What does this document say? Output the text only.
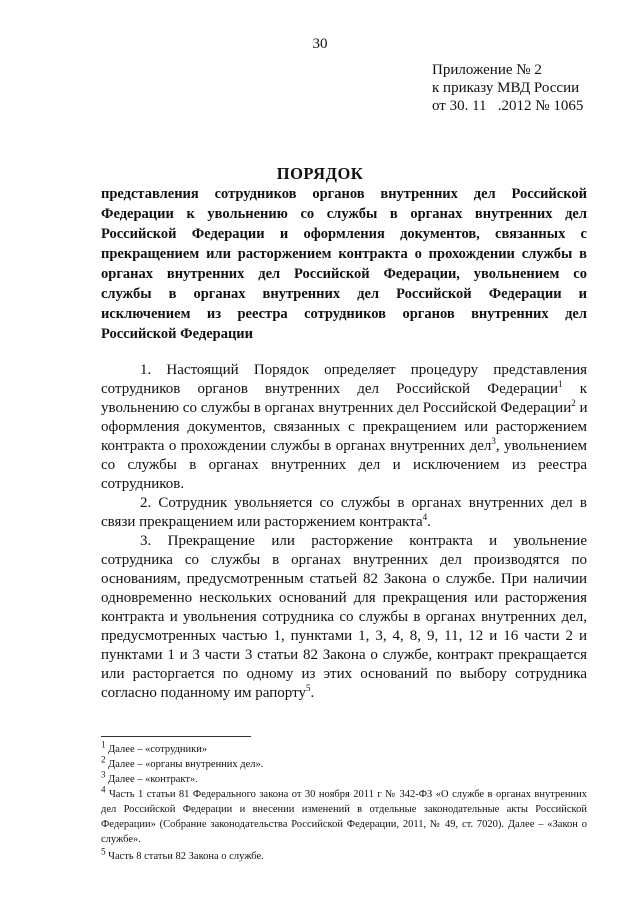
30
Приложение № 2
к приказу МВД России
от 30. 11   .2012 № 1065
ПОРЯДОК
представления сотрудников органов внутренних дел Российской
Федерации к увольнению со службы в органах внутренних дел
Российской Федерации и оформления документов, связанных с
прекращением или расторжением контракта о прохождении службы в
органах внутренних дел Российской Федерации, увольнением со
службы в органах внутренних дел Российской Федерации и
исключением из реестра сотрудников органов внутренних дел
Российской Федерации
1. Настоящий Порядок определяет процедуру представления
сотрудников органов внутренних дел Российской Федерации$^1$ к
увольнению со службы в органах внутренних дел Российской Федерации$^2$ и
оформления документов, связанных с прекращением или расторжением
контракта о прохождении службы в органах внутренних дел$^3$, увольнением
со службы в органах внутренних дел и исключением из реестра
сотрудников.
2. Сотрудник увольняется со службы в органах внутренних дел в
связи прекращением или расторжением контракта$^4$.
3. Прекращение или расторжение контракта и увольнение
сотрудника со службы в органах внутренних дел производятся по
основаниям, предусмотренным статьей 82 Закона о службе. При наличии
одновременно нескольких оснований для прекращения или расторжения
контракта и увольнения сотрудника со службы в органах внутренних дел,
предусмотренных частью 1, пунктами 1, 3, 4, 8, 9, 11, 12 и 16 части 2 и
пунктами 1 и 3 части 3 статьи 82 Закона о службе, контракт прекращается
или расторгается по одному из этих оснований по выбору сотрудника
согласно поданному им рапорту$^5$.
$^1$ Далее – «сотрудники»
$^2$ Далее – «органы внутренних дел».
$^3$ Далее – «контракт».
$^4$ Часть 1 статьи 81 Федерального закона от 30 ноября 2011 г № 342-ФЗ «О службе в органах внутренних
дел Российской Федерации и внесении изменений в отдельные законодательные акты Российской
Федерации» (Собрание законодательства Российской Федерации, 2011, № 49, ст. 7020). Далее – «Закон о
службе».
$^5$ Часть 8 статьи 82 Закона о службе.
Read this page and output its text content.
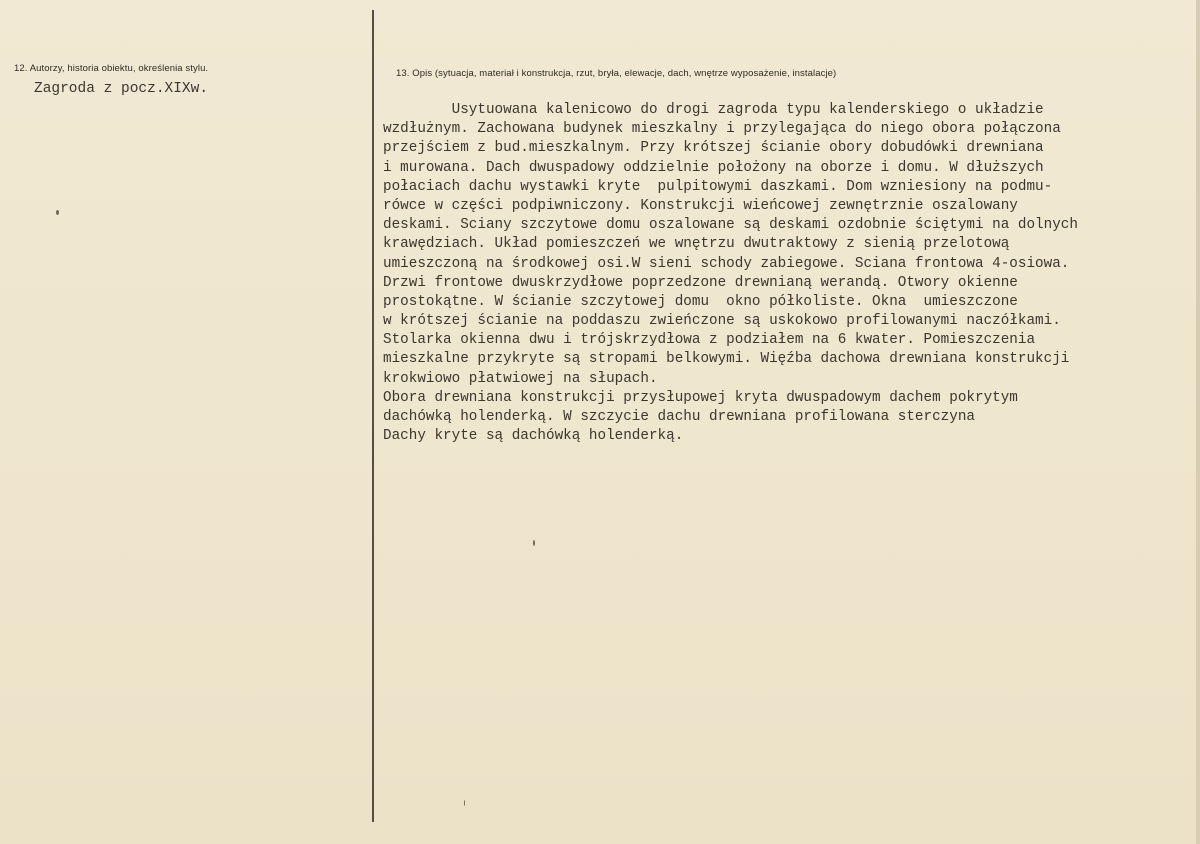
12. Autorzy, historia obiektu, określenia stylu.
Zagroda z pocz.XIXw.
13. Opis (sytuacja, materiał i konstrukcja, rzut, bryła, elewacje, dach, wnętrze wyposażenie, instalacje)
Usytuowana kalenicowo do drogi zagroda typu kalenderskiego o układzie
wzdłużnym. Zachowana budynek mieszkalny i przylegająca do niego obora połączona
przejściem z bud.mieszkalnym. Przy krótszej ścianie obory dobudówki drewniana
i murowana. Dach dwuspadowy oddzielnie położony na oborze i domu. W dłuższych
połaciach dachu wystawki kryte  pulpitowymi daszkami. Dom wzniesiony na podmu-
rówce w części podpiwniczony. Konstrukcji wieńcowej zewnętrznie oszalowany
deskami. Sciany szczytowe domu oszalowane są deskami ozdobnie ściętymi na dolnych
krawędziach. Układ pomieszczeń we wnętrzu dwutraktowy z sienią przelotową
umieszczoną na środkowej osi.W sieni schody zabiegowe. Sciana frontowa 4-osiowa.
Drzwi frontowe dwuskrzydłowe poprzedzone drewnianą werandą. Otwory okienne
prostokątne. W ścianie szczytowej domu  okno półkoliste. Okna  umieszczone
w krótszej ścianie na poddaszu zwieńczone są uskokowo profilowanymi naczółkami.
Stolarka okienna dwu i trójskrzydłowa z podziałem na 6 kwater. Pomieszczenia
mieszkalne przykryte są stropami belkowymi. Więźba dachowa drewniana konstrukcji
krokwiowo płatwiowej na słupach.
Obora drewniana konstrukcji przysłupowej kryta dwuspadowym dachem pokrytym
dachówką holenderką. W szczycie dachu drewniana profilowana sterczyna
Dachy kryte są dachówką holenderką.
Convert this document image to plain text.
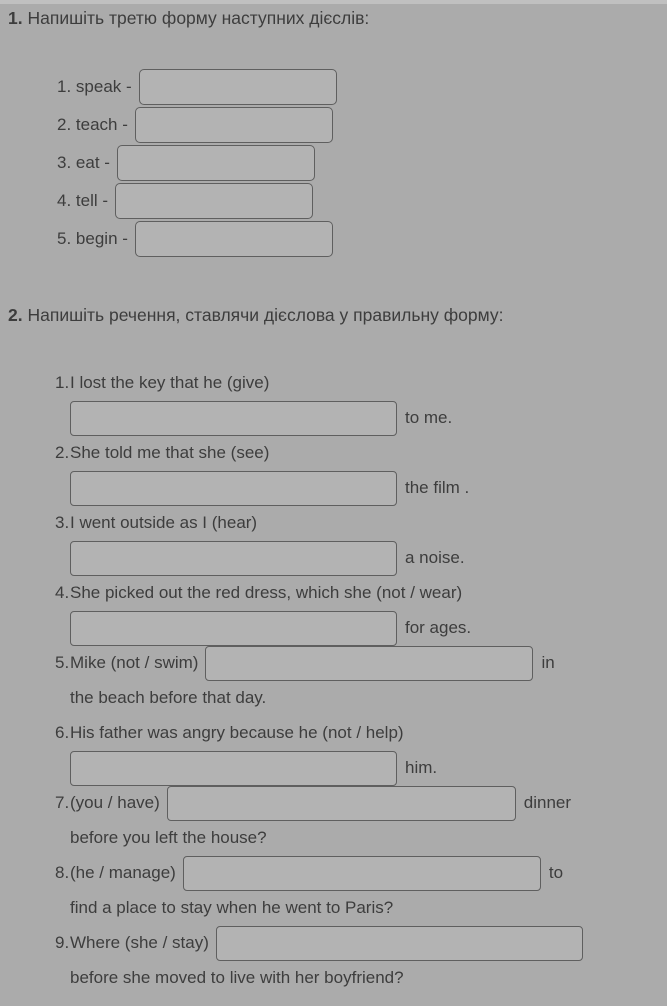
1. Напишіть третю форму наступних дієслів:

1.
speak -
2.
teach -
3.
eat -
4.
tell -
5.
begin -

2. Напишіть речення, ставлячи дієслова у правильну форму:

1. I lost the key that he (give)
to me.
2. She told me that she (see)
the film .
3. I went outside as I (hear)
a noise.
4. She picked out the red dress, which she (not / wear)
for ages.
5. Mike (not / swim)	in
the beach before that day.
6. His father was angry because he (not / help)
him.
7. (you / have)	dinner
before you left the house?
8. (he / manage)	to
find a place to stay when he went to Paris?
9. Where (she / stay)
before she moved to live with her boyfriend?
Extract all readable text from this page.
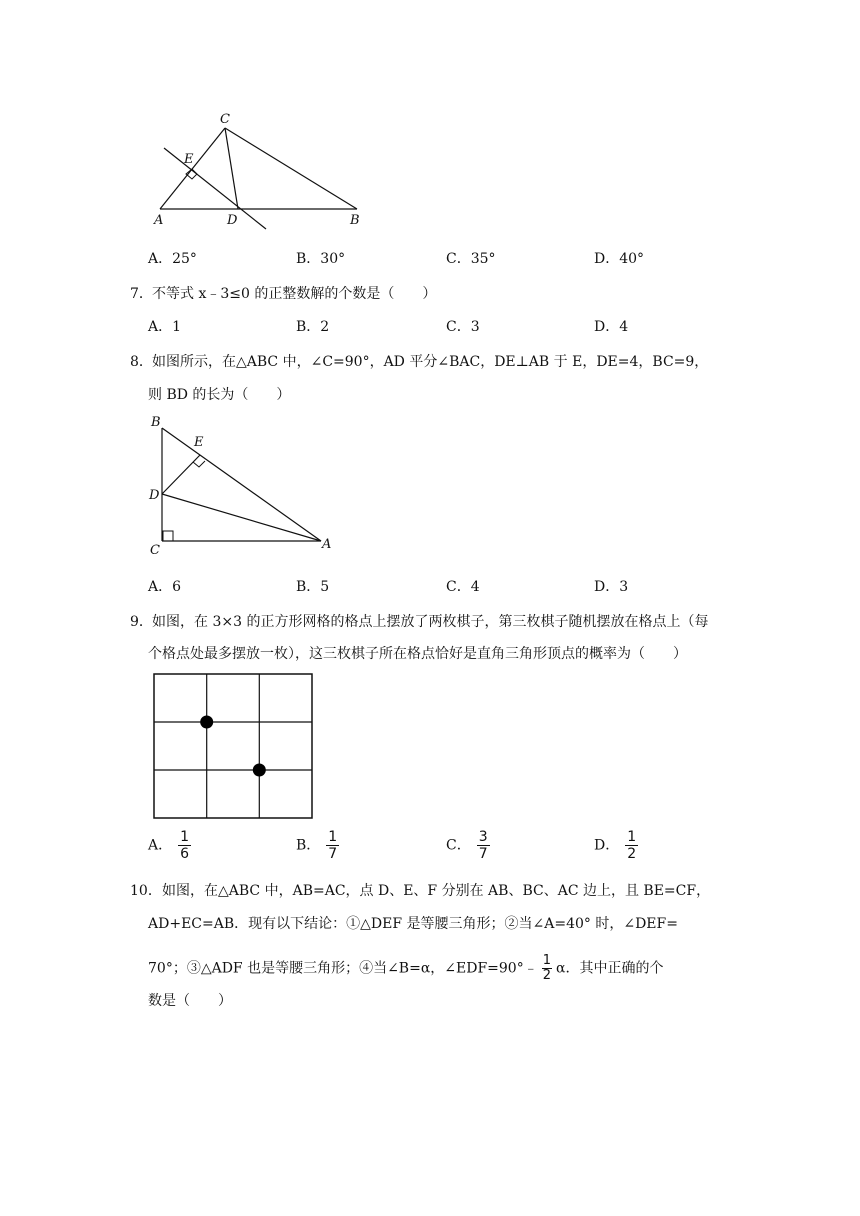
C
E
A	D	B
A．25°	B．30°	C．35°	D．40°
7． 不等式 x﹣3≤0 的正整数解的个数是（　　）
A．1	B．2	C．3	D．4
8． 如图所示，在△ABC 中，∠C=90°，AD 平分∠BAC，DE⊥AB 于 E，DE=4，BC=9，
则 BD 的长为（　　）
B
E
D
C	A
A．6	B．5	C．4	D．3
9． 如图，在 3×3 的正方形网格的格点上摆放了两枚棋子，第三枚棋子随机摆放在格点上（每
个格点处最多摆放一枚），这三枚棋子所在格点恰好是直角三角形顶点的概率为（　　）
A． $\frac{1}{6}$	B． $\frac{1}{7}$	C． $\frac{3}{7}$	D． $\frac{1}{2}$
10． 如图，在△ABC 中，AB=AC，点 D、E、F 分别在 AB、BC、AC 边上，且 BE=CF，
AD+EC=AB．现有以下结论：①△DEF 是等腰三角形；②当∠A=40° 时，∠DEF=
70°；③△ADF 也是等腰三角形；④当∠B=α，∠EDF=90°﹣ $\frac{1}{2}$ α．其中正确的个
数是（　　）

----

■ **SHORT TASK**:
Return each line of the data, keeping its wording exact and omitting pictures.

■ **PROBLEM SOLUTION**:
What does this document say? Output the text only.
30
Приложение № 2
к приказу МВД России
от 30. 11   .2012 № 1065
ПОРЯДОК
представления сотрудников органов внутренних дел Российской
Федерации к увольнению со службы в органах внутренних дел
Российской Федерации и оформления документов, связанных с
прекращением или расторжением контракта о прохождении службы в
органах внутренних дел Российской Федерации, увольнением со
службы в органах внутренних дел Российской Федерации и
исключением из реестра сотрудников органов внутренних дел
Российской Федерации
1. Настоящий Порядок определяет процедуру представления
сотрудников органов внутренних дел Российской Федерации$^1$ к
увольнению со службы в органах внутренних дел Российской Федерации$^2$ и
оформления документов, связанных с прекращением или расторжением
контракта о прохождении службы в органах внутренних дел$^3$, увольнением
со службы в органах внутренних дел и исключением из реестра
сотрудников.
2. Сотрудник увольняется со службы в органах внутренних дел в
связи прекращением или расторжением контракта$^4$.
3. Прекращение или расторжение контракта и увольнение
сотрудника со службы в органах внутренних дел производятся по
основаниям, предусмотренным статьей 82 Закона о службе. При наличии
одновременно нескольких оснований для прекращения или расторжения
контракта и увольнения сотрудника со службы в органах внутренних дел,
предусмотренных частью 1, пунктами 1, 3, 4, 8, 9, 11, 12 и 16 части 2 и
пунктами 1 и 3 части 3 статьи 82 Закона о службе, контракт прекращается
или расторгается по одному из этих оснований по выбору сотрудника
согласно поданному им рапорту$^5$.
$^1$ Далее – «сотрудники»
$^2$ Далее – «органы внутренних дел».
$^3$ Далее – «контракт».
$^4$ Часть 1 статьи 81 Федерального закона от 30 ноября 2011 г № 342-ФЗ «О службе в органах внутренних
дел Российской Федерации и внесении изменений в отдельные законодательные акты Российской
Федерации» (Собрание законодательства Российской Федерации, 2011, № 49, ст. 7020). Далее – «Закон о
службе».
$^5$ Часть 8 статьи 82 Закона о службе.
Read this page and output its text content.
12. Autorzy, historia obiektu, określenia stylu.
Zagroda z pocz.XIXw.
13. Opis (sytuacja, materiał i konstrukcja, rzut, bryła, elewacje, dach, wnętrze wyposażenie, instalacje)
Usytuowana kalenicowo do drogi zagroda typu kalenderskiego o układzie
wzdłużnym. Zachowana budynek mieszkalny i przylegająca do niego obora połączona
przejściem z bud.mieszkalnym. Przy krótszej ścianie obory dobudówki drewniana
i murowana. Dach dwuspadowy oddzielnie położony na oborze i domu. W dłuższych
połaciach dachu wystawki kryte  pulpitowymi daszkami. Dom wzniesiony na podmu-
rówce w części podpiwniczony. Konstrukcji wieńcowej zewnętrznie oszalowany
deskami. Sciany szczytowe domu oszalowane są deskami ozdobnie ściętymi na dolnych
krawędziach. Układ pomieszczeń we wnętrzu dwutraktowy z sienią przelotową
umieszczoną na środkowej osi.W sieni schody zabiegowe. Sciana frontowa 4-osiowa.
Drzwi frontowe dwuskrzydłowe poprzedzone drewnianą werandą. Otwory okienne
prostokątne. W ścianie szczytowej domu  okno półkoliste. Okna  umieszczone
w krótszej ścianie na poddaszu zwieńczone są uskokowo profilowanymi naczółkami.
Stolarka okienna dwu i trójskrzydłowa z podziałem na 6 kwater. Pomieszczenia
mieszkalne przykryte są stropami belkowymi. Więźba dachowa drewniana konstrukcji
krokwiowo płatwiowej na słupach.
Obora drewniana konstrukcji przysłupowej kryta dwuspadowym dachem pokrytym
dachówką holenderką. W szczycie dachu drewniana profilowana sterczyna
Dachy kryte są dachówką holenderką.
Convert this document image to plain text.
1. Напишіть третю форму наступних дієслів:

1.
speak -
2.
teach -
3.
eat -
4.
tell -
5.
begin -

2. Напишіть речення, ставлячи дієслова у правильну форму:

1. I lost the key that he (give)
to me.
2. She told me that she (see)
the film .
3. I went outside as I (hear)
a noise.
4. She picked out the red dress, which she (not / wear)
for ages.
5. Mike (not / swim)	in
the beach before that day.
6. His father was angry because he (not / help)
him.
7. (you / have)	dinner
before you left the house?
8. (he / manage)	to
find a place to stay when he went to Paris?
9. Where (she / stay)
before she moved to live with her boyfriend?
Extract all readable text from this page.
C
E
A	D	B
A．25°	B．30°	C．35°	D．40°
7． 不等式 x﹣3≤0 的正整数解的个数是（　　）
A．1	B．2	C．3	D．4
8． 如图所示，在△ABC 中，∠C=90°，AD 平分∠BAC，DE⊥AB 于 E，DE=4，BC=9，
则 BD 的长为（　　）
B
E
D
C	A
A．6	B．5	C．4	D．3
9． 如图，在 3×3 的正方形网格的格点上摆放了两枚棋子，第三枚棋子随机摆放在格点上（每
个格点处最多摆放一枚），这三枚棋子所在格点恰好是直角三角形顶点的概率为（　　）
A． $\frac{1}{6}$	B． $\frac{1}{7}$	C． $\frac{3}{7}$	D． $\frac{1}{2}$
10． 如图，在△ABC 中，AB=AC，点 D、E、F 分别在 AB、BC、AC 边上，且 BE=CF，
AD+EC=AB．现有以下结论：①△DEF 是等腰三角形；②当∠A=40° 时，∠DEF=
70°；③△ADF 也是等腰三角形；④当∠B=α，∠EDF=90°﹣ $\frac{1}{2}$ α．其中正确的个
数是（　　）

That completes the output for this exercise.